### Short task:
Gather every line that includes the word "Weston", please.

### Given entries:
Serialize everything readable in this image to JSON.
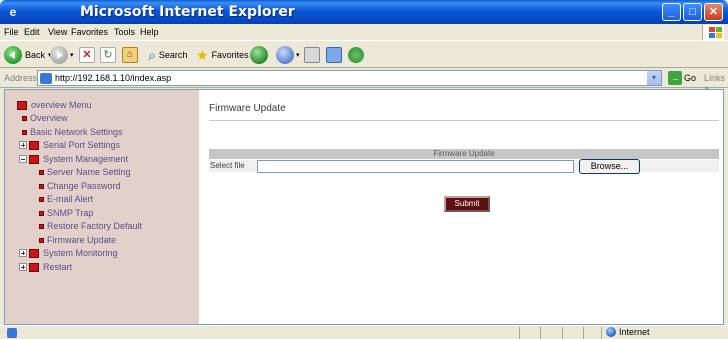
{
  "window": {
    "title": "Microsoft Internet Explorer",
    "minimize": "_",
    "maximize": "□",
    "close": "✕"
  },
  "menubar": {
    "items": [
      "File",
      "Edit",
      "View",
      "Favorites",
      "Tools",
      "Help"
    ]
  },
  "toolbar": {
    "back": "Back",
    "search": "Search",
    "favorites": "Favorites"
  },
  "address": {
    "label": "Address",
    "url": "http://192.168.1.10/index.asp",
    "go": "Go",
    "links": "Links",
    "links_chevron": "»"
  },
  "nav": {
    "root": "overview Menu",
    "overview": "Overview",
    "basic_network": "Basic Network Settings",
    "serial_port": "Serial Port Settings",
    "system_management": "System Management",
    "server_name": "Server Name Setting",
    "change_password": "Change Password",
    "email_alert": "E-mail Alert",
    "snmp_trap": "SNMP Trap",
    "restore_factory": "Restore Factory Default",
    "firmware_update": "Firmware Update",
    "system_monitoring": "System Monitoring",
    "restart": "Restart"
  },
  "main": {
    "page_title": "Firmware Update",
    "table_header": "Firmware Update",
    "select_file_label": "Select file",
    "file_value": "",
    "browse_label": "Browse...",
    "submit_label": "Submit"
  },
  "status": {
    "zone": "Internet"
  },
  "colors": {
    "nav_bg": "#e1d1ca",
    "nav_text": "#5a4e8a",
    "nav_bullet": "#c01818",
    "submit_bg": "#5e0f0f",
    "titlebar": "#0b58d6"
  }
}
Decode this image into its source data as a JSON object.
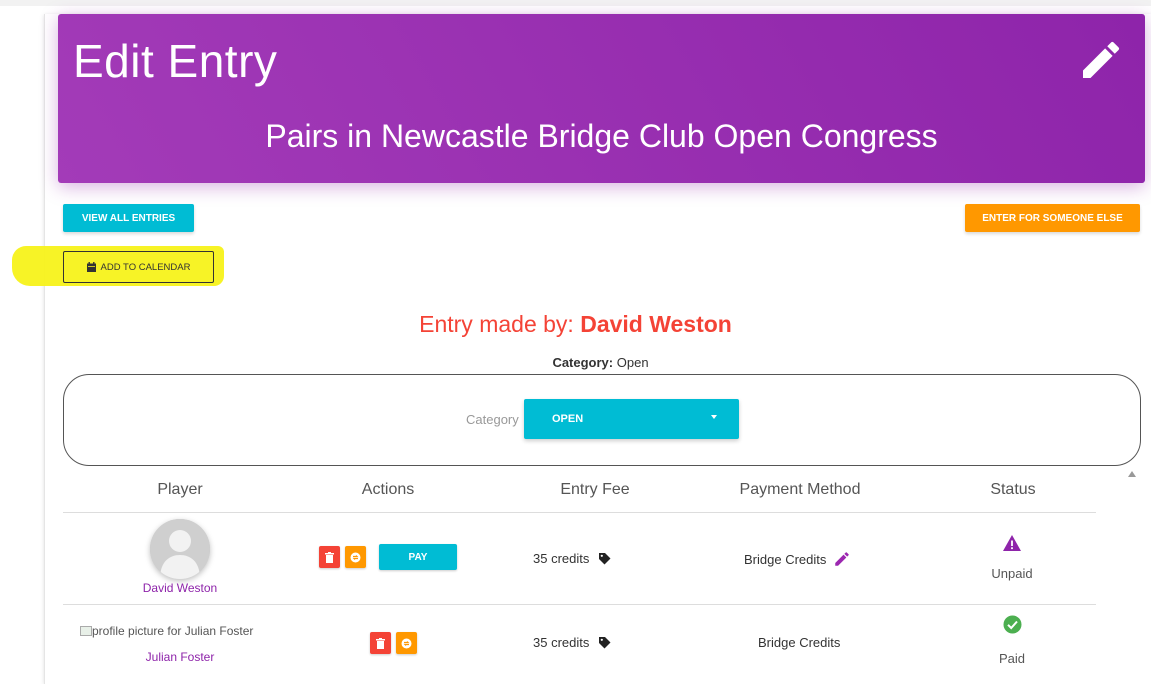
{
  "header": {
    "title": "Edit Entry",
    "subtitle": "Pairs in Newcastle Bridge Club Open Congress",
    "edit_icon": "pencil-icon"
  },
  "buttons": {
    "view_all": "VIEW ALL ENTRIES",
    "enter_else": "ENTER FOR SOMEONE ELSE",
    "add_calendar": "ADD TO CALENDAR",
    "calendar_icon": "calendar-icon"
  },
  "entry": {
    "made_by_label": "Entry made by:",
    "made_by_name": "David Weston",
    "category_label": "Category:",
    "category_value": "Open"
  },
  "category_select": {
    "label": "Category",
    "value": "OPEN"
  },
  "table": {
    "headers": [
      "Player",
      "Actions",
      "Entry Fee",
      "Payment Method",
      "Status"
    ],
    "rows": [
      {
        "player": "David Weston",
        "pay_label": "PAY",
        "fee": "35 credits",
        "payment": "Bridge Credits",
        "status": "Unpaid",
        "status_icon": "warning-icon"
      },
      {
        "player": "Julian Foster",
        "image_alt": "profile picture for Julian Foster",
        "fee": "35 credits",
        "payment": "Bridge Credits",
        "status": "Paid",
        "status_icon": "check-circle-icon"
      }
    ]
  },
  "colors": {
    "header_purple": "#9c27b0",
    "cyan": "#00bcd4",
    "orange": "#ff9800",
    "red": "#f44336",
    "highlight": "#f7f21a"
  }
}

--

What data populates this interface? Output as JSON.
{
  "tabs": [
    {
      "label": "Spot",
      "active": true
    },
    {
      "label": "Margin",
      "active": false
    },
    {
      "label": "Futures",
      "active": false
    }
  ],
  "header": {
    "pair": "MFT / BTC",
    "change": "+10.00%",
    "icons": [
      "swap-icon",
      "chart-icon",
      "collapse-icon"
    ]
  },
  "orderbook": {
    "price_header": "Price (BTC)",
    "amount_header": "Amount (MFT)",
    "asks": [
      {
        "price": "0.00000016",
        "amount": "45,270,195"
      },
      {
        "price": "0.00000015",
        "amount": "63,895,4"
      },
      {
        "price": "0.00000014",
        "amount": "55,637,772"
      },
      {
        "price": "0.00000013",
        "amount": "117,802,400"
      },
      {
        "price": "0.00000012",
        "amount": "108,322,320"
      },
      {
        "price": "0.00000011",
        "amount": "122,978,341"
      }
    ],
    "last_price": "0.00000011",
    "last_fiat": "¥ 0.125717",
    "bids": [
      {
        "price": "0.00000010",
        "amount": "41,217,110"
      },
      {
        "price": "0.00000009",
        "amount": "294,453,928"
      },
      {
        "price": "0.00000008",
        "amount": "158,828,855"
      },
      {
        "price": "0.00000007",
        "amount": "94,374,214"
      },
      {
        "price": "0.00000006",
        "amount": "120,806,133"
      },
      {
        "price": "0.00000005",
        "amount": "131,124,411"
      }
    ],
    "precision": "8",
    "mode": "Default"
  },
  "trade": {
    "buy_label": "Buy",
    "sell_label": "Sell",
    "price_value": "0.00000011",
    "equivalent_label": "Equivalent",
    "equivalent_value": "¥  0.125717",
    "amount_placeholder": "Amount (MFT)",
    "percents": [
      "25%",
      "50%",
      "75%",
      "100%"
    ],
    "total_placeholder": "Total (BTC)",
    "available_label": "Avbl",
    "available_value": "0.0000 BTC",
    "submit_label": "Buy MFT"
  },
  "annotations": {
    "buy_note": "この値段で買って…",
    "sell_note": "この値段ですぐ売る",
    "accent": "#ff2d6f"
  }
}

### Written answer:
    "made_by_name": "David Weston",
        "player": "David Weston",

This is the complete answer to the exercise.